--- Aim of the exercise ---
Repeat the data word for word. Do not include the pictures.

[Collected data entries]
** BEGIN **
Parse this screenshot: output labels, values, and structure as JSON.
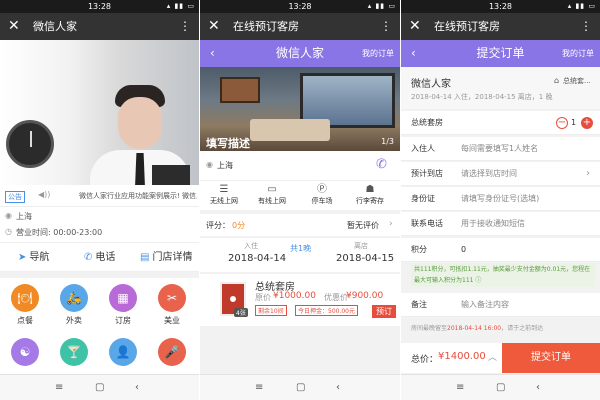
{
  "status": {
    "time1": "13:28",
    "time2": "13:28",
    "time3": "13:28"
  },
  "p1": {
    "title": "微信人家",
    "notice_tag": "公告",
    "notice_text": "微信人家行业应用功能案例展示! 微信人家",
    "location": "上海",
    "hours": "营业时间: 00:00-23:00",
    "actions": [
      {
        "label": "导航",
        "icon": "➤"
      },
      {
        "label": "电话",
        "icon": "✆"
      },
      {
        "label": "门店详情",
        "icon": "▤"
      }
    ],
    "grid": [
      {
        "label": "点餐",
        "icon": "🍽",
        "color": "#f08a24"
      },
      {
        "label": "外卖",
        "icon": "🛵",
        "color": "#5aa7e8"
      },
      {
        "label": "订房",
        "icon": "▦",
        "color": "#b86ad6"
      },
      {
        "label": "美业",
        "icon": "✂",
        "color": "#e8624c"
      },
      {
        "label": "",
        "icon": "☯",
        "color": "#a57ae6"
      },
      {
        "label": "",
        "icon": "🍸",
        "color": "#3fc3a6"
      },
      {
        "label": "",
        "icon": "👤",
        "color": "#5aa7e8"
      },
      {
        "label": "",
        "icon": "🎤",
        "color": "#e8624c"
      }
    ]
  },
  "p2": {
    "title": "在线预订客房",
    "bar_title": "微信人家",
    "my_orders": "我的订单",
    "img_caption": "填写描述",
    "img_counter": "1/3",
    "location": "上海",
    "amenities": [
      {
        "label": "无线上网",
        "icon": "☰"
      },
      {
        "label": "有线上网",
        "icon": "▭"
      },
      {
        "label": "停车场",
        "icon": "Ⓟ"
      },
      {
        "label": "行李寄存",
        "icon": "☗"
      }
    ],
    "rating_label": "评分：",
    "rating_value": "0分",
    "no_review": "暂无评价",
    "checkin_label": "入住",
    "checkin_date": "2018-04-14",
    "nights": "共1晚",
    "checkout_label": "离店",
    "checkout_date": "2018-04-15",
    "room_name": "总统套房",
    "orig_price_label": "原价",
    "orig_price": "¥1000.00",
    "sale_price_label": "优惠价",
    "sale_price": "¥900.00",
    "tag1": "剩余10间",
    "tag2": "今日押金：500.00元",
    "book_btn": "预订",
    "count": "4张"
  },
  "p3": {
    "title": "在线预订客房",
    "bar_title": "提交订单",
    "my_orders": "我的订单",
    "hotel": "微信人家",
    "room_short": "总统套...",
    "stay_info": "2018-04-14 入住，2018-04-15 离店，1 晚",
    "room_label": "总统套房",
    "room_qty": "1",
    "fields": [
      {
        "label": "入住人",
        "value": "每间需要填写1人姓名"
      },
      {
        "label": "预计到店",
        "value": "请选择到店时间"
      },
      {
        "label": "身份证",
        "value": "请填写身份证号(选填)"
      },
      {
        "label": "联系电话",
        "value": "用于接收通知短信"
      }
    ],
    "points_label": "积分",
    "points_value": "0",
    "points_note": "共111积分，可抵扣1.11元，抽奖最少支付金额为0.01元，您程在最大可输入积分为111 ⓘ",
    "remark_label": "备注",
    "remark_placeholder": "输入备注内容",
    "keep_note_a": "房间最晚留至",
    "keep_note_time": "2018-04-14 16:00",
    "keep_note_b": "，请于之前到达",
    "total_label": "总价：",
    "total_value": "¥1400.00",
    "submit": "提交订单"
  },
  "colors": {
    "purple": "#8a75e6",
    "red": "#f05a3c",
    "blue": "#4a90e2"
  }
}
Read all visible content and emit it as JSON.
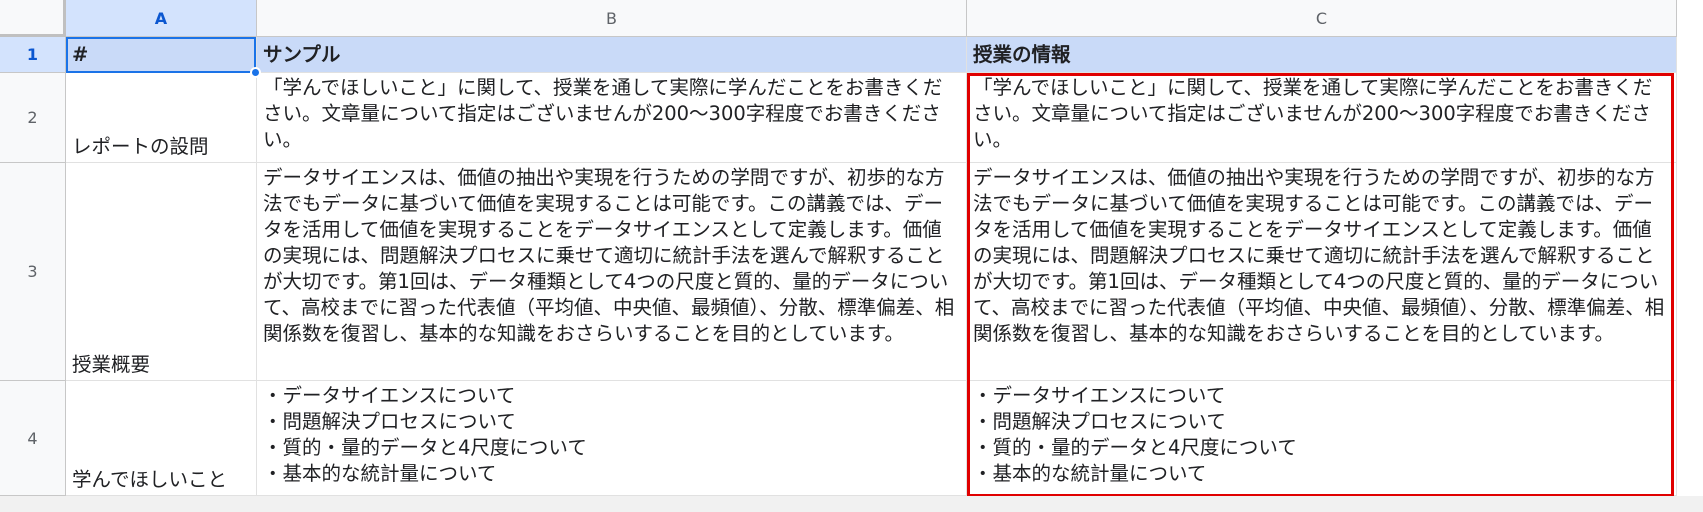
{
  "columns": [
    "A",
    "B",
    "C"
  ],
  "row_numbers": [
    "1",
    "2",
    "3",
    "4"
  ],
  "header_row": {
    "a": "#",
    "b": "サンプル",
    "c": "授業の情報"
  },
  "rows": [
    {
      "label": "レポートの設問",
      "sample": "「学んでほしいこと」に関して、授業を通して実際に学んだことをお書きください。文章量について指定はございませんが200〜300字程度でお書きください。",
      "info": "「学んでほしいこと」に関して、授業を通して実際に学んだことをお書きください。文章量について指定はございませんが200〜300字程度でお書きください。"
    },
    {
      "label": "授業概要",
      "sample": "データサイエンスは、価値の抽出や実現を行うための学問ですが、初歩的な方法でもデータに基づいて価値を実現することは可能です。この講義では、データを活用して価値を実現することをデータサイエンスとして定義します。価値の実現には、問題解決プロセスに乗せて適切に統計手法を選んで解釈することが大切です。第1回は、データ種類として4つの尺度と質的、量的データについて、高校までに習った代表値（平均値、中央値、最頻値）、分散、標準偏差、相関係数を復習し、基本的な知識をおさらいすることを目的としています。",
      "info": "データサイエンスは、価値の抽出や実現を行うための学問ですが、初歩的な方法でもデータに基づいて価値を実現することは可能です。この講義では、データを活用して価値を実現することをデータサイエンスとして定義します。価値の実現には、問題解決プロセスに乗せて適切に統計手法を選んで解釈することが大切です。第1回は、データ種類として4つの尺度と質的、量的データについて、高校までに習った代表値（平均値、中央値、最頻値）、分散、標準偏差、相関係数を復習し、基本的な知識をおさらいすることを目的としています。"
    },
    {
      "label": "学んでほしいこと",
      "sample": "・データサイエンスについて\n・問題解決プロセスについて\n・質的・量的データと4尺度について\n・基本的な統計量について",
      "info": "・データサイエンスについて\n・問題解決プロセスについて\n・質的・量的データと4尺度について\n・基本的な統計量について"
    }
  ],
  "colors": {
    "header_row_fill": "#c9daf8",
    "selection": "#1a73e8",
    "highlight_border": "#e00000"
  }
}
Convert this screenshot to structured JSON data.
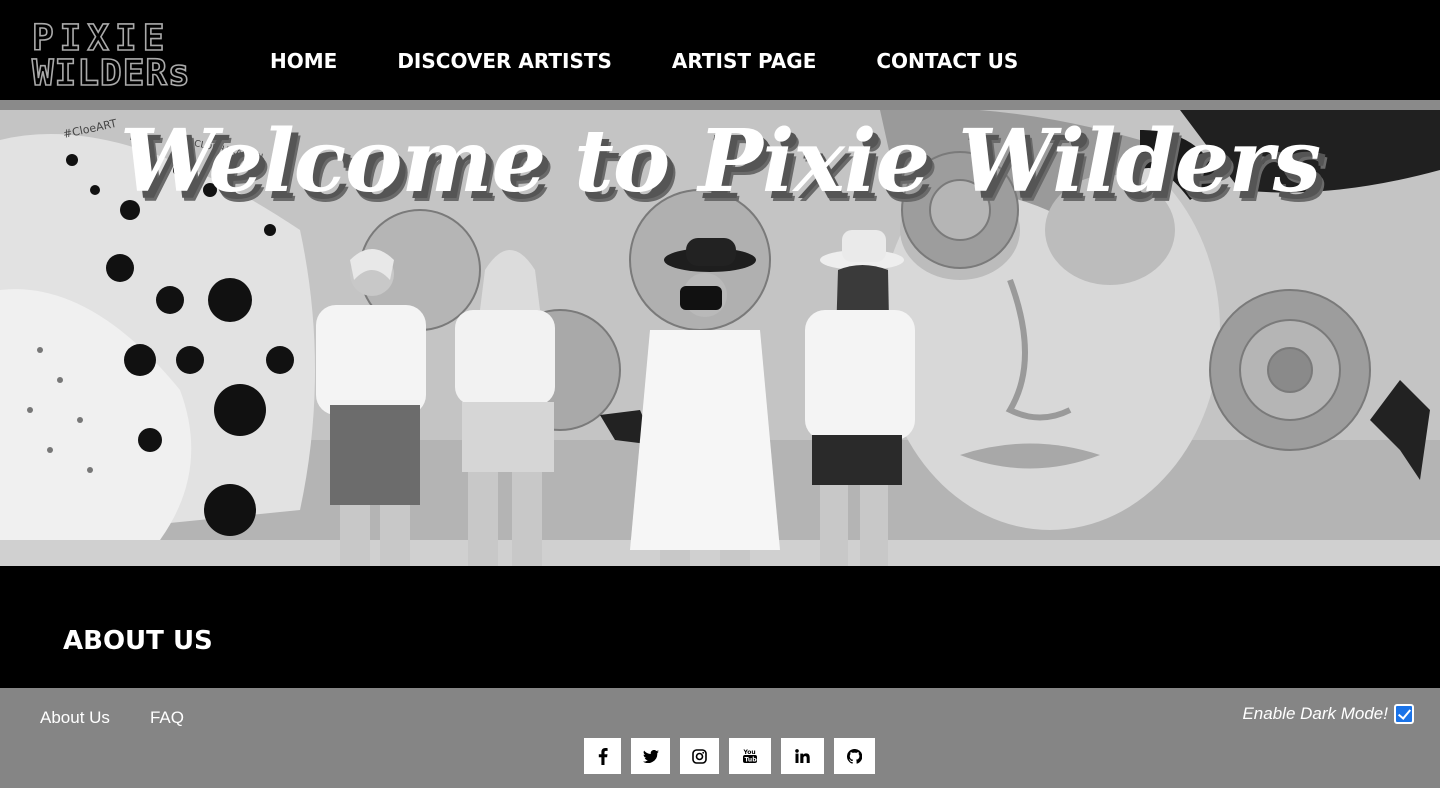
{
  "header": {
    "logo": {
      "line1": "PIXIE",
      "line2": "WILDERs"
    },
    "nav": [
      {
        "label": "HOME"
      },
      {
        "label": "DISCOVER ARTISTS"
      },
      {
        "label": "ARTIST PAGE"
      },
      {
        "label": "CONTACT US"
      }
    ]
  },
  "hero": {
    "title": "Welcome to Pixie Wilders",
    "mural_text": [
      "#CloeART",
      "@CLOEHAKAKIAN"
    ]
  },
  "about": {
    "heading": "ABOUT US"
  },
  "footer": {
    "links": [
      {
        "label": "About Us"
      },
      {
        "label": "FAQ"
      }
    ],
    "dark_mode_label": "Enable Dark Mode!",
    "dark_mode_checked": true,
    "socials": [
      {
        "icon": "facebook-icon"
      },
      {
        "icon": "twitter-icon"
      },
      {
        "icon": "instagram-icon"
      },
      {
        "icon": "youtube-icon"
      },
      {
        "icon": "linkedin-icon"
      },
      {
        "icon": "github-icon"
      }
    ]
  },
  "colors": {
    "background": "#000000",
    "divider": "#8a8a8a",
    "footer": "#858585",
    "checkbox": "#1a73e8"
  }
}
** END **
--- Output ---
Parse this screenshot: output labels, values, and structure as JSON.
{
  "status": {
    "time1": "13:28",
    "time2": "13:28",
    "time3": "13:28"
  },
  "p1": {
    "title": "微信人家",
    "notice_tag": "公告",
    "notice_text": "微信人家行业应用功能案例展示! 微信人家",
    "location": "上海",
    "hours": "营业时间: 00:00-23:00",
    "actions": [
      {
        "label": "导航",
        "icon": "➤"
      },
      {
        "label": "电话",
        "icon": "✆"
      },
      {
        "label": "门店详情",
        "icon": "▤"
      }
    ],
    "grid": [
      {
        "label": "点餐",
        "icon": "🍽",
        "color": "#f08a24"
      },
      {
        "label": "外卖",
        "icon": "🛵",
        "color": "#5aa7e8"
      },
      {
        "label": "订房",
        "icon": "▦",
        "color": "#b86ad6"
      },
      {
        "label": "美业",
        "icon": "✂",
        "color": "#e8624c"
      },
      {
        "label": "",
        "icon": "☯",
        "color": "#a57ae6"
      },
      {
        "label": "",
        "icon": "🍸",
        "color": "#3fc3a6"
      },
      {
        "label": "",
        "icon": "👤",
        "color": "#5aa7e8"
      },
      {
        "label": "",
        "icon": "🎤",
        "color": "#e8624c"
      }
    ]
  },
  "p2": {
    "title": "在线预订客房",
    "bar_title": "微信人家",
    "my_orders": "我的订单",
    "img_caption": "填写描述",
    "img_counter": "1/3",
    "location": "上海",
    "amenities": [
      {
        "label": "无线上网",
        "icon": "☰"
      },
      {
        "label": "有线上网",
        "icon": "▭"
      },
      {
        "label": "停车场",
        "icon": "Ⓟ"
      },
      {
        "label": "行李寄存",
        "icon": "☗"
      }
    ],
    "rating_label": "评分：",
    "rating_value": "0分",
    "no_review": "暂无评价",
    "checkin_label": "入住",
    "checkin_date": "2018-04-14",
    "nights": "共1晚",
    "checkout_label": "离店",
    "checkout_date": "2018-04-15",
    "room_name": "总统套房",
    "orig_price_label": "原价",
    "orig_price": "¥1000.00",
    "sale_price_label": "优惠价",
    "sale_price": "¥900.00",
    "tag1": "剩余10间",
    "tag2": "今日押金：500.00元",
    "book_btn": "预订",
    "count": "4张"
  },
  "p3": {
    "title": "在线预订客房",
    "bar_title": "提交订单",
    "my_orders": "我的订单",
    "hotel": "微信人家",
    "room_short": "总统套...",
    "stay_info": "2018-04-14 入住，2018-04-15 离店，1 晚",
    "room_label": "总统套房",
    "room_qty": "1",
    "fields": [
      {
        "label": "入住人",
        "value": "每间需要填写1人姓名"
      },
      {
        "label": "预计到店",
        "value": "请选择到店时间"
      },
      {
        "label": "身份证",
        "value": "请填写身份证号(选填)"
      },
      {
        "label": "联系电话",
        "value": "用于接收通知短信"
      }
    ],
    "points_label": "积分",
    "points_value": "0",
    "points_note": "共111积分，可抵扣1.11元，抽奖最少支付金额为0.01元，您程在最大可输入积分为111 ⓘ",
    "remark_label": "备注",
    "remark_placeholder": "输入备注内容",
    "keep_note_a": "房间最晚留至",
    "keep_note_time": "2018-04-14 16:00",
    "keep_note_b": "，请于之前到达",
    "total_label": "总价：",
    "total_value": "¥1400.00",
    "submit": "提交订单"
  },
  "colors": {
    "purple": "#8a75e6",
    "red": "#f05a3c",
    "blue": "#4a90e2"
  }
}
Read all visible content and emit it as JSON.
{
  "columns": [
    "A",
    "B",
    "C"
  ],
  "row_numbers": [
    "1",
    "2",
    "3",
    "4"
  ],
  "header_row": {
    "a": "#",
    "b": "サンプル",
    "c": "授業の情報"
  },
  "rows": [
    {
      "label": "レポートの設問",
      "sample": "「学んでほしいこと」に関して、授業を通して実際に学んだことをお書きください。文章量について指定はございませんが200〜300字程度でお書きください。",
      "info": "「学んでほしいこと」に関して、授業を通して実際に学んだことをお書きください。文章量について指定はございませんが200〜300字程度でお書きください。"
    },
    {
      "label": "授業概要",
      "sample": "データサイエンスは、価値の抽出や実現を行うための学問ですが、初歩的な方法でもデータに基づいて価値を実現することは可能です。この講義では、データを活用して価値を実現することをデータサイエンスとして定義します。価値の実現には、問題解決プロセスに乗せて適切に統計手法を選んで解釈することが大切です。第1回は、データ種類として4つの尺度と質的、量的データについて、高校までに習った代表値（平均値、中央値、最頻値）、分散、標準偏差、相関係数を復習し、基本的な知識をおさらいすることを目的としています。",
      "info": "データサイエンスは、価値の抽出や実現を行うための学問ですが、初歩的な方法でもデータに基づいて価値を実現することは可能です。この講義では、データを活用して価値を実現することをデータサイエンスとして定義します。価値の実現には、問題解決プロセスに乗せて適切に統計手法を選んで解釈することが大切です。第1回は、データ種類として4つの尺度と質的、量的データについて、高校までに習った代表値（平均値、中央値、最頻値）、分散、標準偏差、相関係数を復習し、基本的な知識をおさらいすることを目的としています。"
    },
    {
      "label": "学んでほしいこと",
      "sample": "・データサイエンスについて\n・問題解決プロセスについて\n・質的・量的データと4尺度について\n・基本的な統計量について",
      "info": "・データサイエンスについて\n・問題解決プロセスについて\n・質的・量的データと4尺度について\n・基本的な統計量について"
    }
  ],
  "colors": {
    "header_row_fill": "#c9daf8",
    "selection": "#1a73e8",
    "highlight_border": "#e00000"
  }
}
Convert this screenshot to structured JSON data.
{
  "header": {
    "logo": {
      "line1": "PIXIE",
      "line2": "WILDERs"
    },
    "nav": [
      {
        "label": "HOME"
      },
      {
        "label": "DISCOVER ARTISTS"
      },
      {
        "label": "ARTIST PAGE"
      },
      {
        "label": "CONTACT US"
      }
    ]
  },
  "hero": {
    "title": "Welcome to Pixie Wilders",
    "mural_text": [
      "#CloeART",
      "@CLOEHAKAKIAN"
    ]
  },
  "about": {
    "heading": "ABOUT US"
  },
  "footer": {
    "links": [
      {
        "label": "About Us"
      },
      {
        "label": "FAQ"
      }
    ],
    "dark_mode_label": "Enable Dark Mode!",
    "dark_mode_checked": true,
    "socials": [
      {
        "icon": "facebook-icon"
      },
      {
        "icon": "twitter-icon"
      },
      {
        "icon": "instagram-icon"
      },
      {
        "icon": "youtube-icon"
      },
      {
        "icon": "linkedin-icon"
      },
      {
        "icon": "github-icon"
      }
    ]
  },
  "colors": {
    "background": "#000000",
    "divider": "#8a8a8a",
    "footer": "#858585",
    "checkbox": "#1a73e8"
  }
}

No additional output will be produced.